> [Figure dataset records]

--- START ---

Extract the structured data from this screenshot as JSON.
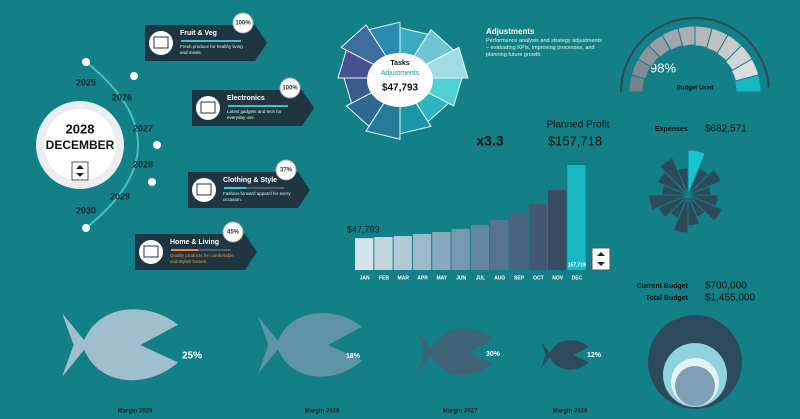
{
  "timeline": {
    "years": [
      "2025",
      "2026",
      "2027",
      "2028",
      "2029",
      "2030"
    ],
    "selected_year": "2028",
    "selected_month": "DECEMBER"
  },
  "cards": [
    {
      "name": "Fruit & Veg",
      "value": 100,
      "label": "100%",
      "desc": "Fresh produce for healthy living and meals."
    },
    {
      "name": "Electronics",
      "value": 100,
      "label": "100%",
      "desc": "Latest gadgets and tech for everyday use."
    },
    {
      "name": "Clothing & Style",
      "value": 37,
      "label": "37%",
      "desc": "Fashion-forward apparel for every occasion."
    },
    {
      "name": "Home & Living",
      "value": 45,
      "label": "45%",
      "desc": "Quality products for comfortable and stylish homes."
    }
  ],
  "wheel": {
    "title": "Tasks",
    "subtitle": "Adjustments",
    "value": "$47,793"
  },
  "adjustments": {
    "title": "Adjustments",
    "text": "Performance analysis and strategy adjustments – evaluating KPIs, improving processes, and planning future growth."
  },
  "gauge": {
    "value": 98,
    "label": "98%",
    "caption": "Budget Used"
  },
  "expenses": {
    "label": "Expenses",
    "value": "$682,571"
  },
  "multiplier": "x3.3",
  "planned_profit": {
    "label": "Planned Profit",
    "value": "$157,718"
  },
  "budget": {
    "current_label": "Current Budget",
    "current": "$700,000",
    "total_label": "Total Budget",
    "total": "$1,455,000"
  },
  "margins": [
    {
      "label": "25%",
      "name": "Margin 2029"
    },
    {
      "label": "18%",
      "name": "Margin 2028"
    },
    {
      "label": "30%",
      "name": "Margin 2027"
    },
    {
      "label": "12%",
      "name": "Margin 2026"
    }
  ],
  "chart_data": {
    "type": "bar",
    "categories": [
      "JAN",
      "FEB",
      "MAR",
      "APR",
      "MAY",
      "JUN",
      "JUL",
      "AUG",
      "SEP",
      "OCT",
      "NOV",
      "DEC"
    ],
    "values": [
      47793,
      49500,
      51000,
      54000,
      57000,
      61500,
      67500,
      75000,
      85500,
      99000,
      120000,
      157718
    ],
    "value_labels": [
      "$47,793",
      null,
      null,
      null,
      null,
      null,
      null,
      null,
      null,
      null,
      null,
      "157,718"
    ]
  }
}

--- END ---

> [WRITTEN REQUEST]
Copy out the records above in full, exactly as written, but not the pictures.

> [THE ANSWER]
Extract the structured data from this screenshot as JSON.
{
  "timeline": {
    "years": [
      "2025",
      "2026",
      "2027",
      "2028",
      "2029",
      "2030"
    ],
    "selected_year": "2028",
    "selected_month": "DECEMBER"
  },
  "cards": [
    {
      "name": "Fruit & Veg",
      "value": 100,
      "label": "100%",
      "desc": "Fresh produce for healthy living and meals."
    },
    {
      "name": "Electronics",
      "value": 100,
      "label": "100%",
      "desc": "Latest gadgets and tech for everyday use."
    },
    {
      "name": "Clothing & Style",
      "value": 37,
      "label": "37%",
      "desc": "Fashion-forward apparel for every occasion."
    },
    {
      "name": "Home & Living",
      "value": 45,
      "label": "45%",
      "desc": "Quality products for comfortable and stylish homes."
    }
  ],
  "wheel": {
    "title": "Tasks",
    "subtitle": "Adjustments",
    "value": "$47,793"
  },
  "adjustments": {
    "title": "Adjustments",
    "text": "Performance analysis and strategy adjustments – evaluating KPIs, improving processes, and planning future growth."
  },
  "gauge": {
    "value": 98,
    "label": "98%",
    "caption": "Budget Used"
  },
  "expenses": {
    "label": "Expenses",
    "value": "$682,571"
  },
  "multiplier": "x3.3",
  "planned_profit": {
    "label": "Planned Profit",
    "value": "$157,718"
  },
  "budget": {
    "current_label": "Current Budget",
    "current": "$700,000",
    "total_label": "Total Budget",
    "total": "$1,455,000"
  },
  "margins": [
    {
      "label": "25%",
      "name": "Margin 2029"
    },
    {
      "label": "18%",
      "name": "Margin 2028"
    },
    {
      "label": "30%",
      "name": "Margin 2027"
    },
    {
      "label": "12%",
      "name": "Margin 2026"
    }
  ],
  "chart_data": {
    "type": "bar",
    "categories": [
      "JAN",
      "FEB",
      "MAR",
      "APR",
      "MAY",
      "JUN",
      "JUL",
      "AUG",
      "SEP",
      "OCT",
      "NOV",
      "DEC"
    ],
    "values": [
      47793,
      49500,
      51000,
      54000,
      57000,
      61500,
      67500,
      75000,
      85500,
      99000,
      120000,
      157718
    ],
    "value_labels": [
      "$47,793",
      null,
      null,
      null,
      null,
      null,
      null,
      null,
      null,
      null,
      null,
      "157,718"
    ]
  }
}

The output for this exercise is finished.